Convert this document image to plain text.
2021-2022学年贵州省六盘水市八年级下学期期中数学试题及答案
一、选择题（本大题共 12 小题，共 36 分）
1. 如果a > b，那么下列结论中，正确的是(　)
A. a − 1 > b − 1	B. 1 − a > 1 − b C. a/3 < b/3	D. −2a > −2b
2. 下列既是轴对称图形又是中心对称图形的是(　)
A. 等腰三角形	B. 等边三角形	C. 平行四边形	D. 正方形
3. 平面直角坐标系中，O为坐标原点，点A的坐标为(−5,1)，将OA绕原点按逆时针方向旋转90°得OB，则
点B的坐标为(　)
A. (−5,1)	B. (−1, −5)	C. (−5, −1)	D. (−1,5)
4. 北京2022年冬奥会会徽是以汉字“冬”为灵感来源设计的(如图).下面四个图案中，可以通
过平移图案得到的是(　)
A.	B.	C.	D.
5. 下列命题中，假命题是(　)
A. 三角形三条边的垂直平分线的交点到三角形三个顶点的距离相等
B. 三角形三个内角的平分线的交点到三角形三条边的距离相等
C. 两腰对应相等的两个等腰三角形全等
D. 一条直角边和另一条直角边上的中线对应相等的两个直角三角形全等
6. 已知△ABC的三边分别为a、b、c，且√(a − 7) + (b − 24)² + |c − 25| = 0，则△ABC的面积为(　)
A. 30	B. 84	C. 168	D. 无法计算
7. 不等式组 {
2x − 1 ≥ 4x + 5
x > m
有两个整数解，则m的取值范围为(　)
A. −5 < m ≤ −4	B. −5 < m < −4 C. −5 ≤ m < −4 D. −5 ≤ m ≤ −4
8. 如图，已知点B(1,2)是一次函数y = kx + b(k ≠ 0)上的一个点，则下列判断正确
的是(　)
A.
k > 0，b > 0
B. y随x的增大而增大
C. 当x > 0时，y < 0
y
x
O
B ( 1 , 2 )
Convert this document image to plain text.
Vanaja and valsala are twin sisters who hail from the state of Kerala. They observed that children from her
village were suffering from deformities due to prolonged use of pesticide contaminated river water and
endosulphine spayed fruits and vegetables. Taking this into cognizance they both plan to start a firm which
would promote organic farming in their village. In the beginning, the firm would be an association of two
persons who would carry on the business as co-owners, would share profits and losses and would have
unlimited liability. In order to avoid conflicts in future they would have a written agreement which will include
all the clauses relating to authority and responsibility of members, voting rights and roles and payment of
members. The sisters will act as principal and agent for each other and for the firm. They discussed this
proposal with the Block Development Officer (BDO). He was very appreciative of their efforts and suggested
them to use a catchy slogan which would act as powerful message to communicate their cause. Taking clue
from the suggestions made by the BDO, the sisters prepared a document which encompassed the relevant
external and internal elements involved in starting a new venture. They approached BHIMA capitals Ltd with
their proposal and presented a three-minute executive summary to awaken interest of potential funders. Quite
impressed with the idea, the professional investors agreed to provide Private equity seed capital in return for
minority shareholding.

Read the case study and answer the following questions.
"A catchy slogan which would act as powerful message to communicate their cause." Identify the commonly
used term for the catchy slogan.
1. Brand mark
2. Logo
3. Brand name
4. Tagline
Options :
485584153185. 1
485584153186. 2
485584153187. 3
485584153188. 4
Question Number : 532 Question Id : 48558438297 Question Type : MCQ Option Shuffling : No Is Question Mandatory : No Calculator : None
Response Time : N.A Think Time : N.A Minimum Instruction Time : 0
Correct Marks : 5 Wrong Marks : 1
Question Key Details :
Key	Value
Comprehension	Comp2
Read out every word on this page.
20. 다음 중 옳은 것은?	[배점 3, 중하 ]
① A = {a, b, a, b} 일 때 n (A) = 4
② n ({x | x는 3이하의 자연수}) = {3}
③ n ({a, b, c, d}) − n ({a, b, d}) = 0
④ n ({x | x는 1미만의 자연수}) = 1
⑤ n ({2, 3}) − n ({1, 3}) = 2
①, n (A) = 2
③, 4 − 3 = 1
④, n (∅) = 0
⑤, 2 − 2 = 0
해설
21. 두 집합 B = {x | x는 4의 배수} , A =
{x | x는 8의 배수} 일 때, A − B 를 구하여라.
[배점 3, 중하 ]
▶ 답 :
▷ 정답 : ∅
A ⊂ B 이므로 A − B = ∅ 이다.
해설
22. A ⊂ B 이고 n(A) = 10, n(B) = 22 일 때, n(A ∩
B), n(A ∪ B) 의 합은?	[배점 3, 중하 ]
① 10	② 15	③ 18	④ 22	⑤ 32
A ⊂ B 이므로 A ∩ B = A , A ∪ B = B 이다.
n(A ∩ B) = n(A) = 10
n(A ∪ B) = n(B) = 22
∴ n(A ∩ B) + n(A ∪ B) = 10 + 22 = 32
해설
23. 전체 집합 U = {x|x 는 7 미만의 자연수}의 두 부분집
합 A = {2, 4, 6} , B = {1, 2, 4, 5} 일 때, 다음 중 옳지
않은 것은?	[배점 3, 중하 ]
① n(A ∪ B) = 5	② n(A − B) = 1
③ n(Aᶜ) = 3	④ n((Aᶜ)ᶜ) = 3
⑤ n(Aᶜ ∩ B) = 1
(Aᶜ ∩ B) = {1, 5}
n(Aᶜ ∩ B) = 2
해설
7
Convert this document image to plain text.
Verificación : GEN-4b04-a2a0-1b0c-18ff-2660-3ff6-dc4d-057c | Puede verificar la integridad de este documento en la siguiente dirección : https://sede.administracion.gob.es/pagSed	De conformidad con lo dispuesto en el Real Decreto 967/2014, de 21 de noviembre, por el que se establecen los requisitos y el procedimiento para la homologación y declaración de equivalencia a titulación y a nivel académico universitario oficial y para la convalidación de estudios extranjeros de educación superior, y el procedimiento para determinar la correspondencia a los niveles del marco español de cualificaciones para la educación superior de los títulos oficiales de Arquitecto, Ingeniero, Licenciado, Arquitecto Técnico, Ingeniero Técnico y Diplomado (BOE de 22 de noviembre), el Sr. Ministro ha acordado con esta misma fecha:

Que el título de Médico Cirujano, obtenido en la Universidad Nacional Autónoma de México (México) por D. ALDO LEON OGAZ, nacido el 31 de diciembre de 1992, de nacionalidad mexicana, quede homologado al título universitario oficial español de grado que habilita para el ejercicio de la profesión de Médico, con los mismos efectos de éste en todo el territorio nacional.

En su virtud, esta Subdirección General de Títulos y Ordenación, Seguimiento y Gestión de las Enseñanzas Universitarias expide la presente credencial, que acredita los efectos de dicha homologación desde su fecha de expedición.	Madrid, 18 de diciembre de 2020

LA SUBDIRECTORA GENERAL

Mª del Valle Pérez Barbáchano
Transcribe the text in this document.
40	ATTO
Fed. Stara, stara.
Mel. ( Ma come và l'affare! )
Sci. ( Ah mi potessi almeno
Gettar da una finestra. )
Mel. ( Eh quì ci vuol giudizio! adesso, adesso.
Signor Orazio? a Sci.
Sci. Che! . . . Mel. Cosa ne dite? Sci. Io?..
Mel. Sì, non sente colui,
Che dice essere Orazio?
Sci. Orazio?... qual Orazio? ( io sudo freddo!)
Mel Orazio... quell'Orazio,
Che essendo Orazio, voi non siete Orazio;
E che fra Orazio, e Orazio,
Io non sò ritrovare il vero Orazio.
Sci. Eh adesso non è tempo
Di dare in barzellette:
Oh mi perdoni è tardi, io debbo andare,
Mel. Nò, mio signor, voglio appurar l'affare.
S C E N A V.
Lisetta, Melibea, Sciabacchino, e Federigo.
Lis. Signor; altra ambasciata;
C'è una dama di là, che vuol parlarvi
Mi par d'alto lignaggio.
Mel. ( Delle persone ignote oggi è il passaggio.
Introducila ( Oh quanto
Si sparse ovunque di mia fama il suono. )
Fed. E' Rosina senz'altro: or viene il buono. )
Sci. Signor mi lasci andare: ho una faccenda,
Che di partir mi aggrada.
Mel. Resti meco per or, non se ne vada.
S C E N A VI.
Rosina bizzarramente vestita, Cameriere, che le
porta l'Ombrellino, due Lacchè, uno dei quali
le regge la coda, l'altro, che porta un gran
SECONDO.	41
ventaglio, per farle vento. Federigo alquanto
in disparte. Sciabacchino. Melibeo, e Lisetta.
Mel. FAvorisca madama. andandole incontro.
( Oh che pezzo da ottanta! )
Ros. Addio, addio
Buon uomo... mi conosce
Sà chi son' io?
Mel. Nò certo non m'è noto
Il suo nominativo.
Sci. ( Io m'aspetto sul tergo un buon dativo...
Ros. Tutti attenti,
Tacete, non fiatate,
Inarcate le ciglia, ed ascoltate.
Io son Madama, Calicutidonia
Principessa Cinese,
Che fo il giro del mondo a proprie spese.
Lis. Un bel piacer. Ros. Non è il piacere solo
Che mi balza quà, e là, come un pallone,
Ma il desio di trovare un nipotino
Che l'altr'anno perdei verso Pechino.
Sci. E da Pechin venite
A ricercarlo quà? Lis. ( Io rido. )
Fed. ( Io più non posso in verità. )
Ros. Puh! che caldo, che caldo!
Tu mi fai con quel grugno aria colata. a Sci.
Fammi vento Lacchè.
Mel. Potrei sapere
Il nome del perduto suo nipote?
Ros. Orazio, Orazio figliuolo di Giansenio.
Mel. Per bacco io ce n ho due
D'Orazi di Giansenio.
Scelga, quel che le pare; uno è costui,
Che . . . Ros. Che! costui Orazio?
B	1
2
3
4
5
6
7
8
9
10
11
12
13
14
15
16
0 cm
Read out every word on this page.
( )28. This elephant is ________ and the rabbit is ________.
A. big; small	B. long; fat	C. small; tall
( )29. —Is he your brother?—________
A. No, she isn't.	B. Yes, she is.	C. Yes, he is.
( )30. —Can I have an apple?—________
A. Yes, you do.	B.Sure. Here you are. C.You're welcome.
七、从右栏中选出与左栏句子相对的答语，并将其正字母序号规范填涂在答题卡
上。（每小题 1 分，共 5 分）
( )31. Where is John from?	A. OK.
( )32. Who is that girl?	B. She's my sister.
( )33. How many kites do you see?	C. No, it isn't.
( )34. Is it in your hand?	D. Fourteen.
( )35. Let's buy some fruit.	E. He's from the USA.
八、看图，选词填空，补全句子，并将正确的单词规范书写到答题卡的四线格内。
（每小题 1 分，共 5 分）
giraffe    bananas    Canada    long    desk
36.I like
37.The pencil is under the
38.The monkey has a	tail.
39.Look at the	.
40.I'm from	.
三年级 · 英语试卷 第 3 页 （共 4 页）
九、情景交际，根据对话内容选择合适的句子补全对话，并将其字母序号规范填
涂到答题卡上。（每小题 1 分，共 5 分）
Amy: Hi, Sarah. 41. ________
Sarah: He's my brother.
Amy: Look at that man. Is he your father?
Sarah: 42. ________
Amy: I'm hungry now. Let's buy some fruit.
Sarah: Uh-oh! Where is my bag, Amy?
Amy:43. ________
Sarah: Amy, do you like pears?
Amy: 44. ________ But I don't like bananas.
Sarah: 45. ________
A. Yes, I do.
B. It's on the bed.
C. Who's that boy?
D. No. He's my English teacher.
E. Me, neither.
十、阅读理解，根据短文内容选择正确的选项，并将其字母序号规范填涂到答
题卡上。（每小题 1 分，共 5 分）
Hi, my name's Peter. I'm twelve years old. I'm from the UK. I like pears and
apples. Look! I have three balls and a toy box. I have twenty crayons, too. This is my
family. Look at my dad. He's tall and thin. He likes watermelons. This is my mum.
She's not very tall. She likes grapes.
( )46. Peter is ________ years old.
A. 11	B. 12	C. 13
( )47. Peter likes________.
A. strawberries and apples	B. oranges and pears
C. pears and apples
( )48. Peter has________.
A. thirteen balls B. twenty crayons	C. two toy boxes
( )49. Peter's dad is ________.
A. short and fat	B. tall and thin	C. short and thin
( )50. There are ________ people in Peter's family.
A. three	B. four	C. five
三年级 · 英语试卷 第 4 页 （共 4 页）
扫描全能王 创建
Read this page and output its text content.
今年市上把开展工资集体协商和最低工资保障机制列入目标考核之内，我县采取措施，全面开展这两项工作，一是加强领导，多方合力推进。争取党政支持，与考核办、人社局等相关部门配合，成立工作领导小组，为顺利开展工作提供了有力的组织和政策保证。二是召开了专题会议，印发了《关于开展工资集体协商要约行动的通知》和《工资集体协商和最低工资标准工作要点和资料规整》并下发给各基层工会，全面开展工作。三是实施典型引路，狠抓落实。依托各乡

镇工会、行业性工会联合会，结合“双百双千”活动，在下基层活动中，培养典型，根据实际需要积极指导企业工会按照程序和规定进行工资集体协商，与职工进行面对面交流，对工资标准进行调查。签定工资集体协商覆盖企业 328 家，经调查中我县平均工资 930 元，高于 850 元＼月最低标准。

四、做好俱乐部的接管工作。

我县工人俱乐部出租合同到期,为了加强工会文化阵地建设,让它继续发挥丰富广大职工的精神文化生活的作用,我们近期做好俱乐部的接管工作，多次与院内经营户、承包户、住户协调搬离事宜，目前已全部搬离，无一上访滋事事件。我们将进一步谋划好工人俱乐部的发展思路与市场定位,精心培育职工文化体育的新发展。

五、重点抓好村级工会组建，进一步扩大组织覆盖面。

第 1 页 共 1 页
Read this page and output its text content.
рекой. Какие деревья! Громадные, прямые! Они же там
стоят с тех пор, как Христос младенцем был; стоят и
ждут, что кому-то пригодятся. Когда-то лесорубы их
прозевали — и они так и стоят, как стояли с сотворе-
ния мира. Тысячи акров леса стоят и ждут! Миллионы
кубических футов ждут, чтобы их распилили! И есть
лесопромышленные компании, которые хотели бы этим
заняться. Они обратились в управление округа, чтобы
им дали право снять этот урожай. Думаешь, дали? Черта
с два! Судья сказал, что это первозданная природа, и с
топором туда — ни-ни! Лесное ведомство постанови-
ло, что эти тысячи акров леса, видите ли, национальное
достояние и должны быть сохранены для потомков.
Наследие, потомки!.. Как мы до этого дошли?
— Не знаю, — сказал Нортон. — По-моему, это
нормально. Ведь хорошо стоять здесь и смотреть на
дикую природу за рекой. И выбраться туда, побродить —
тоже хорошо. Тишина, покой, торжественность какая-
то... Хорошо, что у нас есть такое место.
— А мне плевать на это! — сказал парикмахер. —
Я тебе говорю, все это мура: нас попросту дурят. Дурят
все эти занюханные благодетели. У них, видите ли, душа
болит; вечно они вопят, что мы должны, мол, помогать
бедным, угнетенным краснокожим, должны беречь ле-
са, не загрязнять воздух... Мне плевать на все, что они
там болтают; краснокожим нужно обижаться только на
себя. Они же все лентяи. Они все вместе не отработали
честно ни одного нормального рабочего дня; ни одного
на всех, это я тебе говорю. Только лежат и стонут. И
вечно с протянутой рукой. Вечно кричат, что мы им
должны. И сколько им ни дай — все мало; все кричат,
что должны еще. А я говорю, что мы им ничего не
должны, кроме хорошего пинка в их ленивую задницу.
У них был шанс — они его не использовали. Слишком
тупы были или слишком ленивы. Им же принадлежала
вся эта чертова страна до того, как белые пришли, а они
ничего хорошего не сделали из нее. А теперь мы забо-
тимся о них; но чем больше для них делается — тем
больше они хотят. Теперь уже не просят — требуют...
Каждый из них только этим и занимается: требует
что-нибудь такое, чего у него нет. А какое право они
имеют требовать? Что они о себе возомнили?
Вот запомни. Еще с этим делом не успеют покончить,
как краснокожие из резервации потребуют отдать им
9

**Instruction**:
Each line above that includes "краснокожим" should be shown.

**Solved exercise**:
бедным, угнетенным краснокожим, должны беречь ле-
там болтают; краснокожим нужно обижаться только на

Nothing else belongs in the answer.